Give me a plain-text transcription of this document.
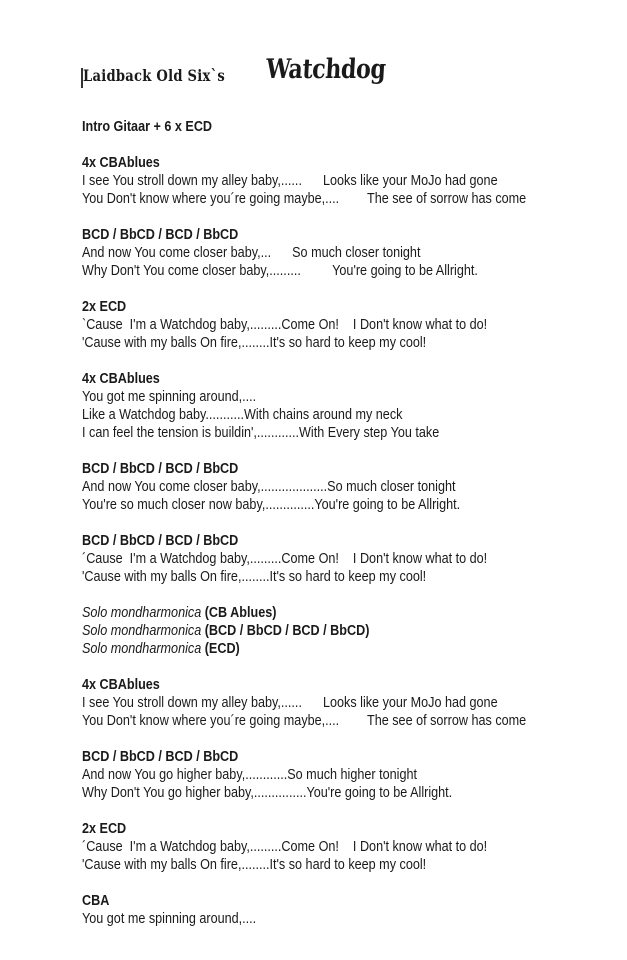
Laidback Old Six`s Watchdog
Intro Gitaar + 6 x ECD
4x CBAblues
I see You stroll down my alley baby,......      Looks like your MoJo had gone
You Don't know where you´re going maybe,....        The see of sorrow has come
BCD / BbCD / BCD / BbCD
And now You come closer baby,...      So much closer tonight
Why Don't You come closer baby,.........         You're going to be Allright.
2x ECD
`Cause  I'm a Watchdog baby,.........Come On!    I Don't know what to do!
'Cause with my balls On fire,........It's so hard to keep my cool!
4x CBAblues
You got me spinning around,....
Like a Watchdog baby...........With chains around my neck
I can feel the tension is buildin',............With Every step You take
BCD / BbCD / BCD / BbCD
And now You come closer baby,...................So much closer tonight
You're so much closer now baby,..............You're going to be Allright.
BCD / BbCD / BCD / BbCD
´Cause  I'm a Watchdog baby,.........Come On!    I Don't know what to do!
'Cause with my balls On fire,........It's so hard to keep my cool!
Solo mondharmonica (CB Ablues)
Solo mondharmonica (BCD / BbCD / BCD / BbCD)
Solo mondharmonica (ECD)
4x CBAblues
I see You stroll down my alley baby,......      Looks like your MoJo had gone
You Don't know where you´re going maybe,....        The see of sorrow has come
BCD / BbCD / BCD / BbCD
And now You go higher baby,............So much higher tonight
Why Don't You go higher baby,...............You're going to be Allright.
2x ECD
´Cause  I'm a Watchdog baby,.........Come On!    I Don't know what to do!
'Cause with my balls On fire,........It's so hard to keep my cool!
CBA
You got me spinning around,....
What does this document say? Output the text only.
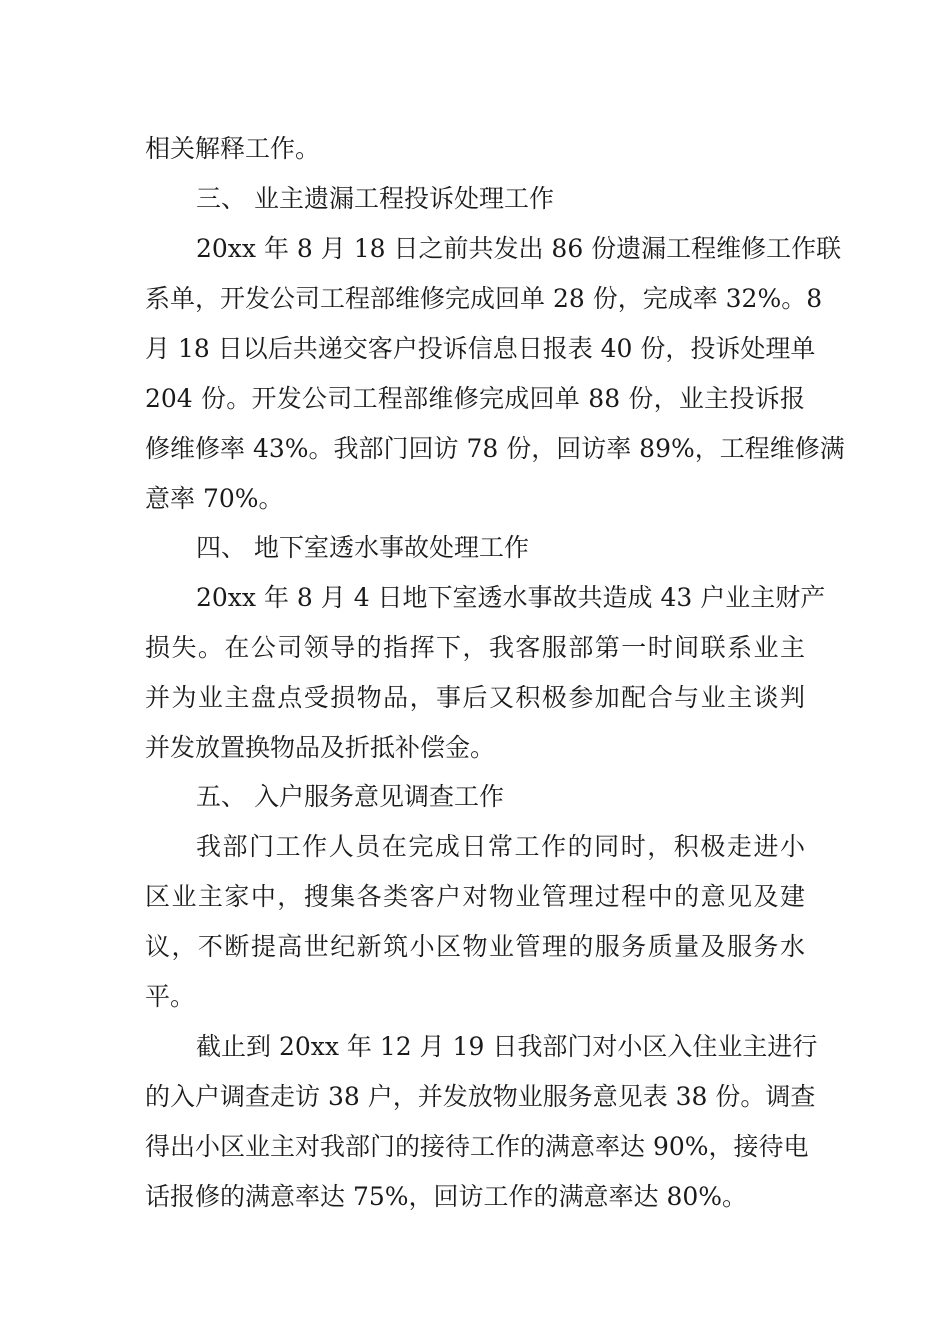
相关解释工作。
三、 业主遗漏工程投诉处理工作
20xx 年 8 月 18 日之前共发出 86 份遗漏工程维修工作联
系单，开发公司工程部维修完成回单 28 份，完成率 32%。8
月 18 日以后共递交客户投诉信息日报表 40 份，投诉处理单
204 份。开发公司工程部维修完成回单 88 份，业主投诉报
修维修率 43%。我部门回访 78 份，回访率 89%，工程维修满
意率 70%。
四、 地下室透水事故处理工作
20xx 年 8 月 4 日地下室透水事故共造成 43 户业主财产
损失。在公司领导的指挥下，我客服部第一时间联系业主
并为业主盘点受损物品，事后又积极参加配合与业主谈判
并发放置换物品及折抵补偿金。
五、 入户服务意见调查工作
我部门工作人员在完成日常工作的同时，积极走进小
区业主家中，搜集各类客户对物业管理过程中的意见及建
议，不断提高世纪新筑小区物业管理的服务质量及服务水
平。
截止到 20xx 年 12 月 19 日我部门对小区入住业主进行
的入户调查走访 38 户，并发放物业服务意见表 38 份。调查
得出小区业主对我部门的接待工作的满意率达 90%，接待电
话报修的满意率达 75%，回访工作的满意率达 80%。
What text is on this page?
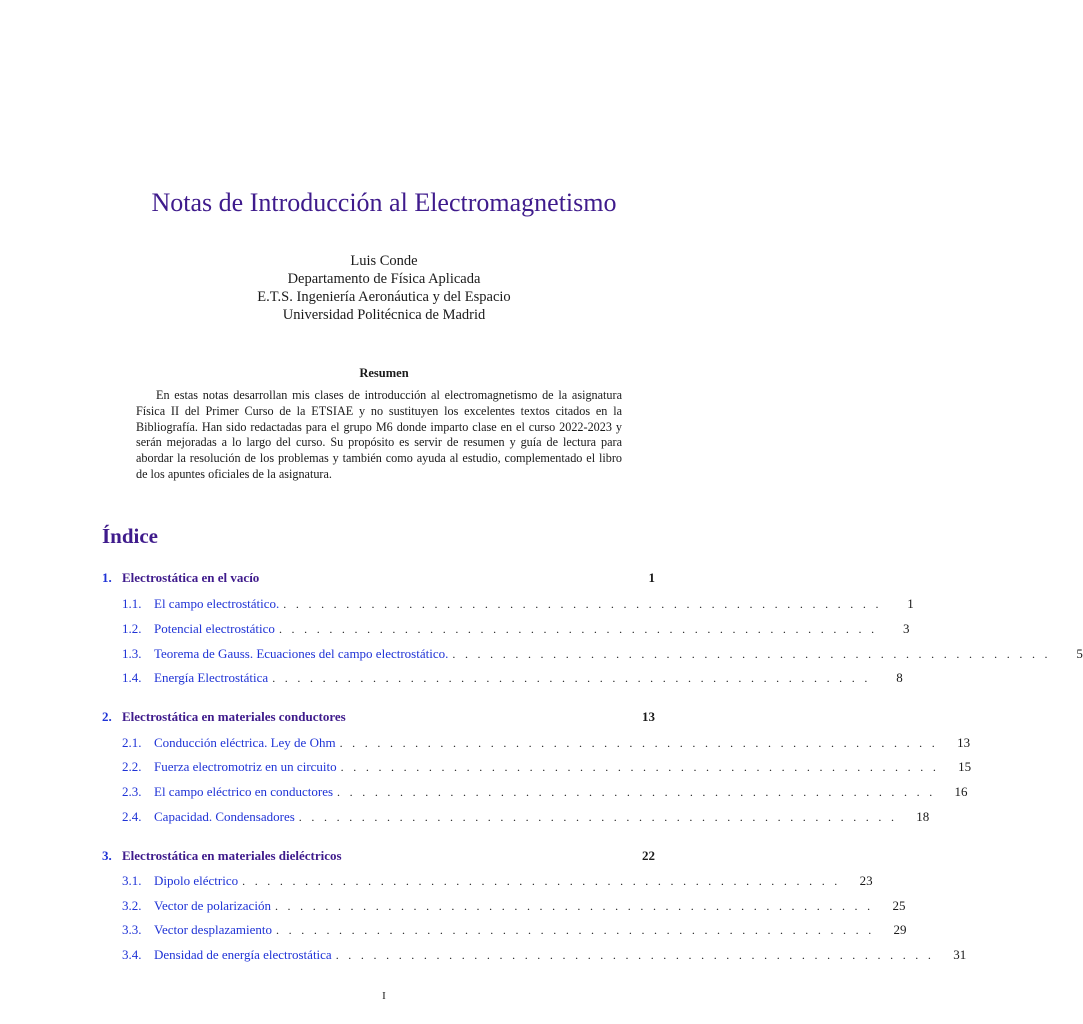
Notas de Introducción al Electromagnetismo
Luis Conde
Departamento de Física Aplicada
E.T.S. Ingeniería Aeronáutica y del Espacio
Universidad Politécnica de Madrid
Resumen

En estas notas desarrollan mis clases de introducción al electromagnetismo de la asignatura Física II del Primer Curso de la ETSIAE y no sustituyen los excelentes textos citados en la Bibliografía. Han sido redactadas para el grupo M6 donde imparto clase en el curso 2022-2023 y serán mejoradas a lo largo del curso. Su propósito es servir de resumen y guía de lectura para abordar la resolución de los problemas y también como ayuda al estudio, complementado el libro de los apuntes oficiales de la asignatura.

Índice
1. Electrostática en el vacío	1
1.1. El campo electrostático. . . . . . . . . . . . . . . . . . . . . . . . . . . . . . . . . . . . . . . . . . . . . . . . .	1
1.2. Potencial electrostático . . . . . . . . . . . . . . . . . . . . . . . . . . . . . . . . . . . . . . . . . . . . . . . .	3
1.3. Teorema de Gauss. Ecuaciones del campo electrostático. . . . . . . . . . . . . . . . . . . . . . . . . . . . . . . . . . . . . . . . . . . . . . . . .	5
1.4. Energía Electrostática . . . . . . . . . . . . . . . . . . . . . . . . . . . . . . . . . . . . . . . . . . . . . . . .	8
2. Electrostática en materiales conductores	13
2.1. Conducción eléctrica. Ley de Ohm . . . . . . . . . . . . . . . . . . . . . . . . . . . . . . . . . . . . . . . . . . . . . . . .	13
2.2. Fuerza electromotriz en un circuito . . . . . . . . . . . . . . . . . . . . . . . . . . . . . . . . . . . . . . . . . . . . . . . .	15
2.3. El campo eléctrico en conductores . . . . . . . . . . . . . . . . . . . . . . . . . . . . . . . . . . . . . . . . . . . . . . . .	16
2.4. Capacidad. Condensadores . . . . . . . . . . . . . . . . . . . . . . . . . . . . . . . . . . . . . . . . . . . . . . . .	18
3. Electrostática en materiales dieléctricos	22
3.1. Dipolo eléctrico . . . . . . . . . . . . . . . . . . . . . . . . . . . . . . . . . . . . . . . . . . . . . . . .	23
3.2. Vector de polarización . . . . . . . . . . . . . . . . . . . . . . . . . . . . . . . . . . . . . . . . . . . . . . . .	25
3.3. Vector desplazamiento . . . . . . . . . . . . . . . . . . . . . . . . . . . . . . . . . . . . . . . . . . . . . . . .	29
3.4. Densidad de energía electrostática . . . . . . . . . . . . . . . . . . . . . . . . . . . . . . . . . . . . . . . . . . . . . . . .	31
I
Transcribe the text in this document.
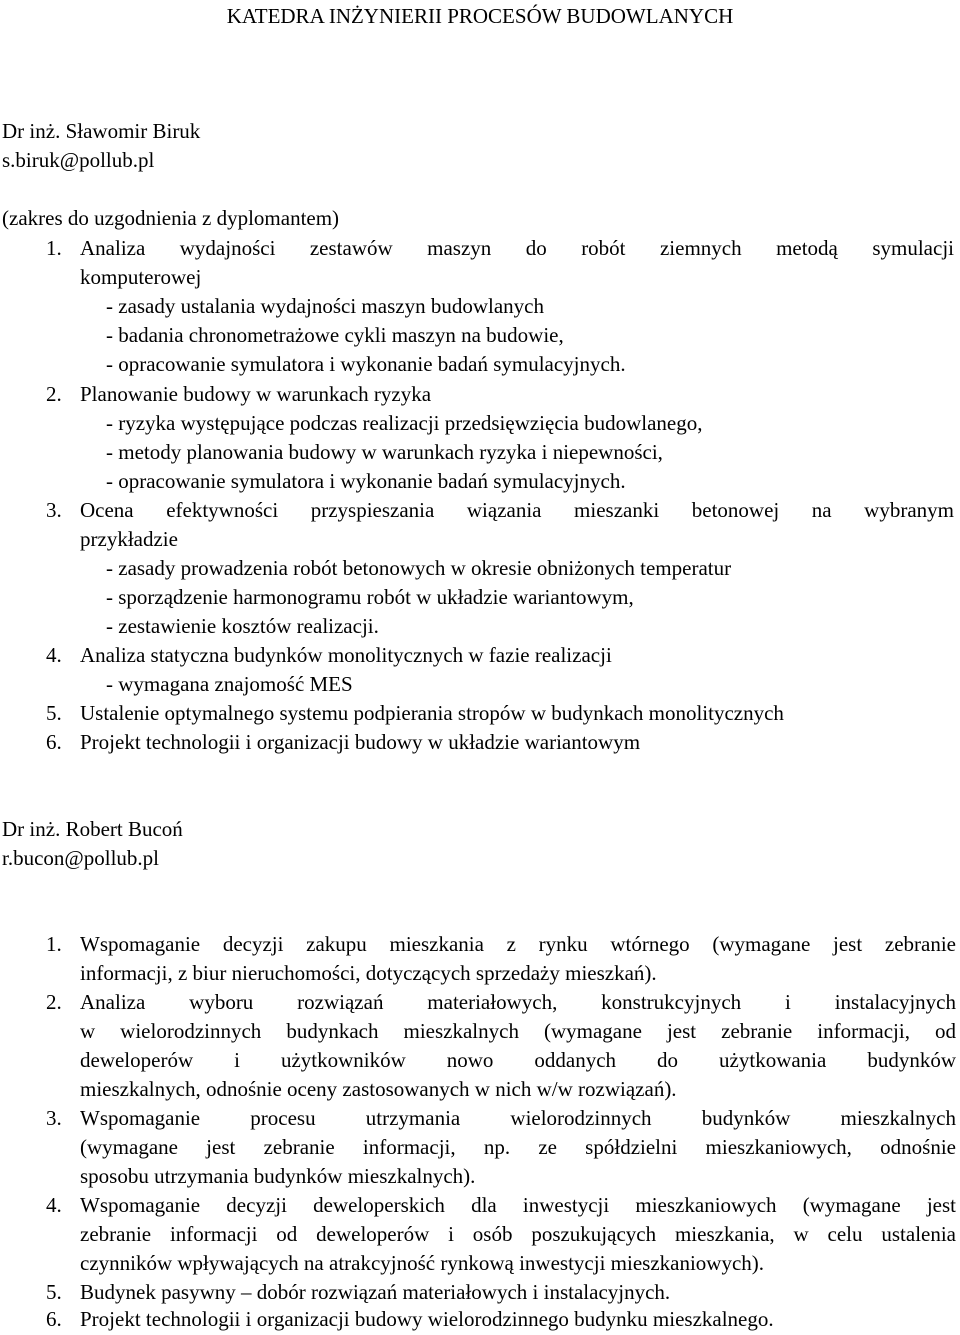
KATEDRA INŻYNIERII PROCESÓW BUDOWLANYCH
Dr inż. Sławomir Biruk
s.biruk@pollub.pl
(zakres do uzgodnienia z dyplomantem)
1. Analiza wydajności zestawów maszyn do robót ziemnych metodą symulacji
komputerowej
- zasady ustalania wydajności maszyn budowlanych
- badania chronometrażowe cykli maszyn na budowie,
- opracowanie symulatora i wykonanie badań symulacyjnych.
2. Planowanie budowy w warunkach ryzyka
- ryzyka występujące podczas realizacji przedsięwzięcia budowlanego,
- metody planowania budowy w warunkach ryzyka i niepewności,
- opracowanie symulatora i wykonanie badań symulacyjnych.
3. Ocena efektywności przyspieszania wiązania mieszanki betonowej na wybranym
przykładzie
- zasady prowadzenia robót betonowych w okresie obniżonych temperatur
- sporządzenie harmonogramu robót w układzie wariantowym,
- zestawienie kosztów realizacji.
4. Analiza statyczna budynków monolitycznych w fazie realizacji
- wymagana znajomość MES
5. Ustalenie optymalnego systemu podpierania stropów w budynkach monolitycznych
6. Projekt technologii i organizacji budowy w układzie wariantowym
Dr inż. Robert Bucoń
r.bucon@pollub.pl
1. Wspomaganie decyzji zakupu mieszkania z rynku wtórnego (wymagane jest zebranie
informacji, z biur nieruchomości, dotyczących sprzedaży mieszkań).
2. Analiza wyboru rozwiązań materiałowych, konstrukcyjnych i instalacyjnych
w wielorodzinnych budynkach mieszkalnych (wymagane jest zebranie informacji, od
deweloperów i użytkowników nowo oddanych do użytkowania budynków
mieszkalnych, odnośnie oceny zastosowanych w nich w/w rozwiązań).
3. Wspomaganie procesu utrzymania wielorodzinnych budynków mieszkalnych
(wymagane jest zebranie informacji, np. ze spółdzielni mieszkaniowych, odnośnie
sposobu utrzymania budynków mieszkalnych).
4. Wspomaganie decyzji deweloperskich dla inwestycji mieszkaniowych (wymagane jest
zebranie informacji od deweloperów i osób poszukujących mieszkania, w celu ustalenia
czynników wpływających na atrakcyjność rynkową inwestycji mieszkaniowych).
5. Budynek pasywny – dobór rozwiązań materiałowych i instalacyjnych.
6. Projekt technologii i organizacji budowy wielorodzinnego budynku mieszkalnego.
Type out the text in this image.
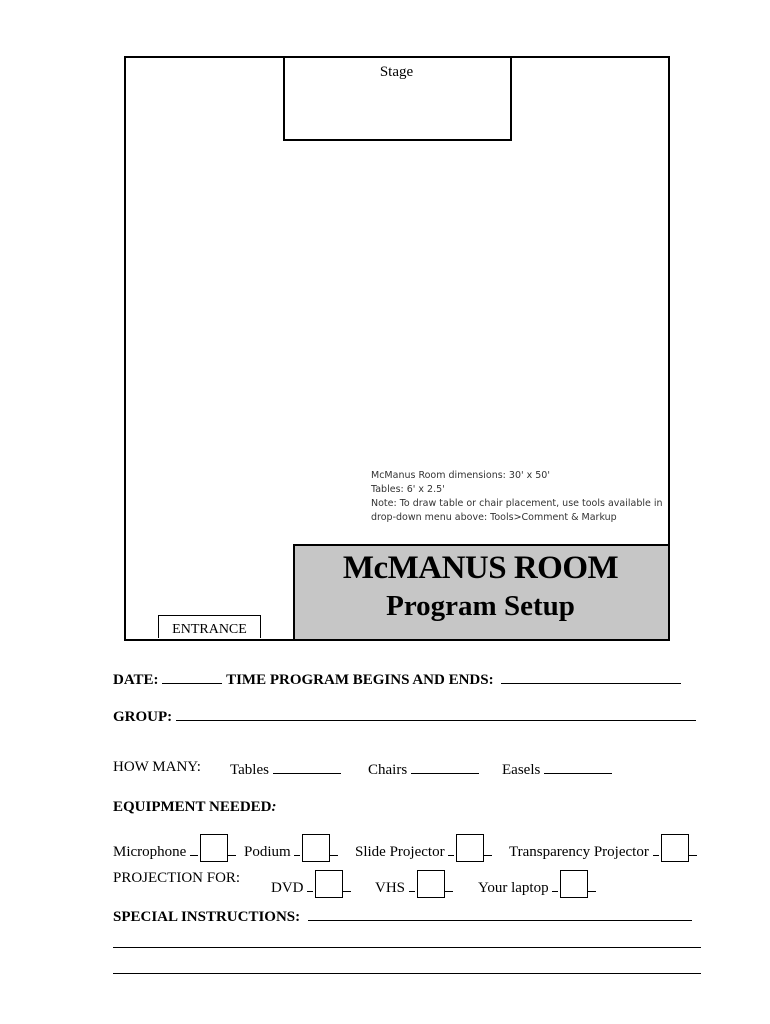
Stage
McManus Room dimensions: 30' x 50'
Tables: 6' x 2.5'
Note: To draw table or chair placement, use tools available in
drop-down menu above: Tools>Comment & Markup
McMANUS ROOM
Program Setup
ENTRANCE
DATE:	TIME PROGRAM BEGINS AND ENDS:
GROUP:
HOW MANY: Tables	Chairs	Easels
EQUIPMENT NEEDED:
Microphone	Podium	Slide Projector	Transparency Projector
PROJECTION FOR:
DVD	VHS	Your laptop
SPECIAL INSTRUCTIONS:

Aim » Extract word for word every line from the line that contains "Type out the text in this image." to the final line of the data, both included, and nothing else; skip the pictures.

The solution »
Type out the text in this image.
Stage
McManus Room dimensions: 30' x 50'
Tables: 6' x 2.5'
Note: To draw table or chair placement, use tools available in
drop-down menu above: Tools>Comment & Markup
McMANUS ROOM
Program Setup
ENTRANCE
DATE:	TIME PROGRAM BEGINS AND ENDS:
GROUP:
HOW MANY: Tables	Chairs	Easels
EQUIPMENT NEEDED:
Microphone	Podium	Slide Projector	Transparency Projector
PROJECTION FOR:
DVD	VHS	Your laptop
SPECIAL INSTRUCTIONS:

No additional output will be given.